**JOB:** Collect the lines of the entries where "help" shows up.

**Stored entries:**
------------------------------------------------
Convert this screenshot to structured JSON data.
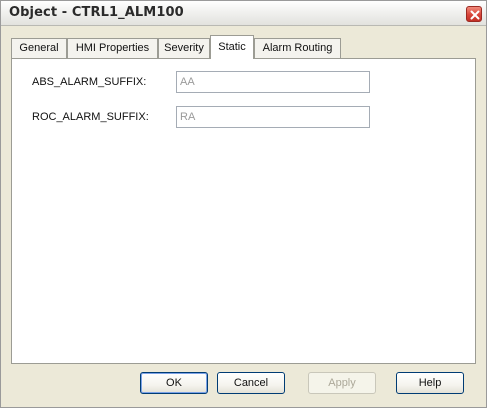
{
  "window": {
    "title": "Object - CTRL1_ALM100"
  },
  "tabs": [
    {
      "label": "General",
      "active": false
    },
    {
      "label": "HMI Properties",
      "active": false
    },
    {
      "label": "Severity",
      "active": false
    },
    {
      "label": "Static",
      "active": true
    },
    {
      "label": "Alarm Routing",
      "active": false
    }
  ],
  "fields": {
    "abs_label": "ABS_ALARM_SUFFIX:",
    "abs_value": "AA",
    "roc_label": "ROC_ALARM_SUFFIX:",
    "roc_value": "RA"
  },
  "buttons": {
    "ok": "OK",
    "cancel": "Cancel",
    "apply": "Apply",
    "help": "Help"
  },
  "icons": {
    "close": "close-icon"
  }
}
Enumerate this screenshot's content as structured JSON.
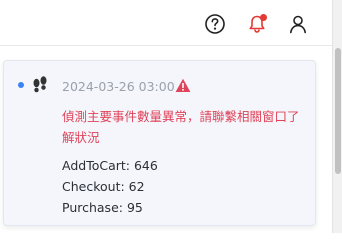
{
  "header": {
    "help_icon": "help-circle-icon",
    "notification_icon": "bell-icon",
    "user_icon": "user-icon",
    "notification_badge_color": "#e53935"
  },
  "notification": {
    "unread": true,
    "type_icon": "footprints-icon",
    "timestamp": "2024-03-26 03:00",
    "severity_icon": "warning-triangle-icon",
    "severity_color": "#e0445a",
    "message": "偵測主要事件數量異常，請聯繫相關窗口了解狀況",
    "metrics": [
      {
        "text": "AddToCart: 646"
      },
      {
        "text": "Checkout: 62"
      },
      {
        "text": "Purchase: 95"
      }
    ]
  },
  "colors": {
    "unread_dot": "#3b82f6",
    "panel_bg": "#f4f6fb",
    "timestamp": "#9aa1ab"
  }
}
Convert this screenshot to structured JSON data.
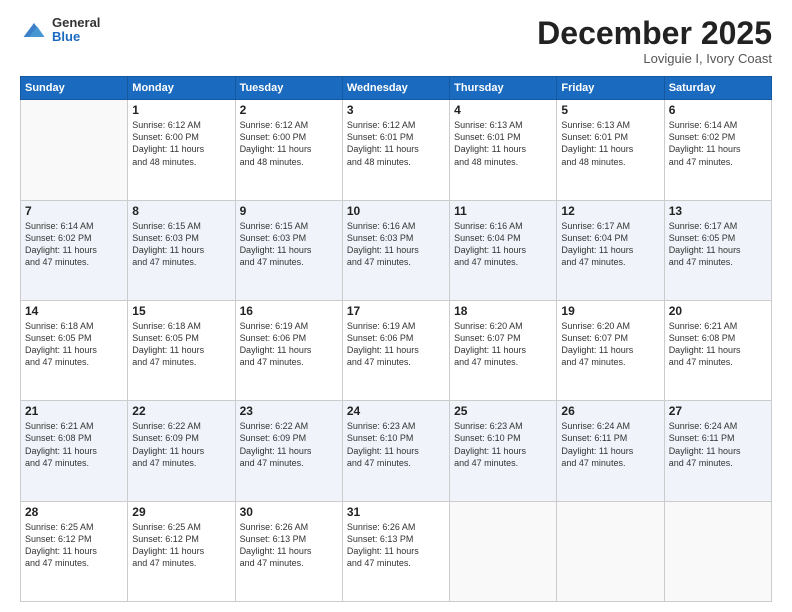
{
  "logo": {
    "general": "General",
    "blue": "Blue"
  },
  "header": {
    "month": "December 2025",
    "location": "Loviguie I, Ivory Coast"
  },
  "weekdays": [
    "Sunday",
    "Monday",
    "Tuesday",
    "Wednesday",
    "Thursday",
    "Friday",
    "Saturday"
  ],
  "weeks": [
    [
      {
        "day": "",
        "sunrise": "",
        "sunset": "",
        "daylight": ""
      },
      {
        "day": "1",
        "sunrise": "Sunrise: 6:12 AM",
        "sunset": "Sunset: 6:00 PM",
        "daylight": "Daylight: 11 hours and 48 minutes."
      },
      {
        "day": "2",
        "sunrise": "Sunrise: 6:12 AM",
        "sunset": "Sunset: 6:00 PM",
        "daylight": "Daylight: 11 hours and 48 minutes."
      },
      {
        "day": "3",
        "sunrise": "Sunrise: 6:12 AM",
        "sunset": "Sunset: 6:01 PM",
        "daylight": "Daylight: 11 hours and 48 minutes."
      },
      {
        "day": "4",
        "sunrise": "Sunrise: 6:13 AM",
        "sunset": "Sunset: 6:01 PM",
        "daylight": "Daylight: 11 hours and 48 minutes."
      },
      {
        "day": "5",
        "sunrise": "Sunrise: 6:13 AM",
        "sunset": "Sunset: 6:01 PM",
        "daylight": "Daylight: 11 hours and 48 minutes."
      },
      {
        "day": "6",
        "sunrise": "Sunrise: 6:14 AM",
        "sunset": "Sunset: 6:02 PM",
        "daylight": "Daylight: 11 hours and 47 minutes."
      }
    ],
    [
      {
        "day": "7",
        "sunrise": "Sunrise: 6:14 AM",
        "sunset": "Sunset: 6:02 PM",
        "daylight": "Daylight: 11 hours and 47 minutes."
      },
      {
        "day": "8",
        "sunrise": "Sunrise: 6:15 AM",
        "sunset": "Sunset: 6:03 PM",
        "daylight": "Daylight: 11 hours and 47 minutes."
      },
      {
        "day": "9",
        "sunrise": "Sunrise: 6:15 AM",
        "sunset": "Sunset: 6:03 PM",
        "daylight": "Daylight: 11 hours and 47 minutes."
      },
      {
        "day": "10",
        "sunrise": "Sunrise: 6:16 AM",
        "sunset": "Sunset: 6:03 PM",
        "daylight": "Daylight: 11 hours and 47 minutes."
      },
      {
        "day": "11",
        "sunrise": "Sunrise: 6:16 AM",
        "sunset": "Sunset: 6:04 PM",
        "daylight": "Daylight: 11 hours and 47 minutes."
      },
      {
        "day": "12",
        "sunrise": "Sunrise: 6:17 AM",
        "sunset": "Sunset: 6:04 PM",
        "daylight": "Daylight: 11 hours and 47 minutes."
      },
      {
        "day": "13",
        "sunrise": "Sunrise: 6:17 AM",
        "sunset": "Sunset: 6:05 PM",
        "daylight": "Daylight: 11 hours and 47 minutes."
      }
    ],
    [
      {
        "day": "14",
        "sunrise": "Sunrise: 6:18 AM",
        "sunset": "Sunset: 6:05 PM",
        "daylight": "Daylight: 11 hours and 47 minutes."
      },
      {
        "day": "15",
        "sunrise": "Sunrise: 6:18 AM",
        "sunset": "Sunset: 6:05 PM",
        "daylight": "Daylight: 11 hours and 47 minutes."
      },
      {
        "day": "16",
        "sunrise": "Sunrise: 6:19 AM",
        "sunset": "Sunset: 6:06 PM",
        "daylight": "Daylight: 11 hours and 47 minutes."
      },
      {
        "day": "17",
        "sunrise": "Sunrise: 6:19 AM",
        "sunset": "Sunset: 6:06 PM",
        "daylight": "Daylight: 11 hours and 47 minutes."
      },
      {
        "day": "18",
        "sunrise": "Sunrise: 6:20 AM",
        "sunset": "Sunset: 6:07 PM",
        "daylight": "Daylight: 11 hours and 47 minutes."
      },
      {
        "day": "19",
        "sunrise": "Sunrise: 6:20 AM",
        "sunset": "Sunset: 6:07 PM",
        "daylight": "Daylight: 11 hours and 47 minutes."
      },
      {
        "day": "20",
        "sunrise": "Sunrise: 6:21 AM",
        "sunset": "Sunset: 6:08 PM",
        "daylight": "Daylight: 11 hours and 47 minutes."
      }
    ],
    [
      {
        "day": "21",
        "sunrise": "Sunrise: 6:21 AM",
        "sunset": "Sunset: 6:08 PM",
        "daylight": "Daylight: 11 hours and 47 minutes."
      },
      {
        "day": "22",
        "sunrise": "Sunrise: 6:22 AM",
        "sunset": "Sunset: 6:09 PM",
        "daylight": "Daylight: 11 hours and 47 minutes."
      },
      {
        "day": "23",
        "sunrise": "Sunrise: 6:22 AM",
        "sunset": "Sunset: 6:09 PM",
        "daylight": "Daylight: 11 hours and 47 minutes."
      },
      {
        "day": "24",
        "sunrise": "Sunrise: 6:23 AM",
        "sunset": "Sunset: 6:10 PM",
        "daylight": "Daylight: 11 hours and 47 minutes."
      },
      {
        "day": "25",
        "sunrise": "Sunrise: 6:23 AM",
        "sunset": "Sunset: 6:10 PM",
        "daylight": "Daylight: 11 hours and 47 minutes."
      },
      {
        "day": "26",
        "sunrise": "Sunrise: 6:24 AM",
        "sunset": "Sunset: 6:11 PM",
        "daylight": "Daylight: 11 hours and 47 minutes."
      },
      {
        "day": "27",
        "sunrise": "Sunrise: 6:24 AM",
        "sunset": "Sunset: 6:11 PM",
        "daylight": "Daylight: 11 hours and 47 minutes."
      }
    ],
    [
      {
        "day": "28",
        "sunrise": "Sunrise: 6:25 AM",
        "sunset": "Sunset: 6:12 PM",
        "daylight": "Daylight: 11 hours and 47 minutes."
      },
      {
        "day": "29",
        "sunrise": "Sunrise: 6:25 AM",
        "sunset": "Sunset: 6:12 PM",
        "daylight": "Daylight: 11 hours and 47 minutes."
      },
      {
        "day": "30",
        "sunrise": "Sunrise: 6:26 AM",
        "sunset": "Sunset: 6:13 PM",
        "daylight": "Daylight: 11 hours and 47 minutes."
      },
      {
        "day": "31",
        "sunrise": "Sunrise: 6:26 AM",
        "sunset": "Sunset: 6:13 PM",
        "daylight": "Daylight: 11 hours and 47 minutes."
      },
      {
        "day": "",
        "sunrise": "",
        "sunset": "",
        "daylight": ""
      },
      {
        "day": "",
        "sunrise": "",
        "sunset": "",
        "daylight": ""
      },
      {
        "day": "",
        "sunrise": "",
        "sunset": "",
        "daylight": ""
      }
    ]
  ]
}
------------------------------------------------
**FINAL ANSWER:**
    "help": "Help"
    "help_icon": "help-circle-icon",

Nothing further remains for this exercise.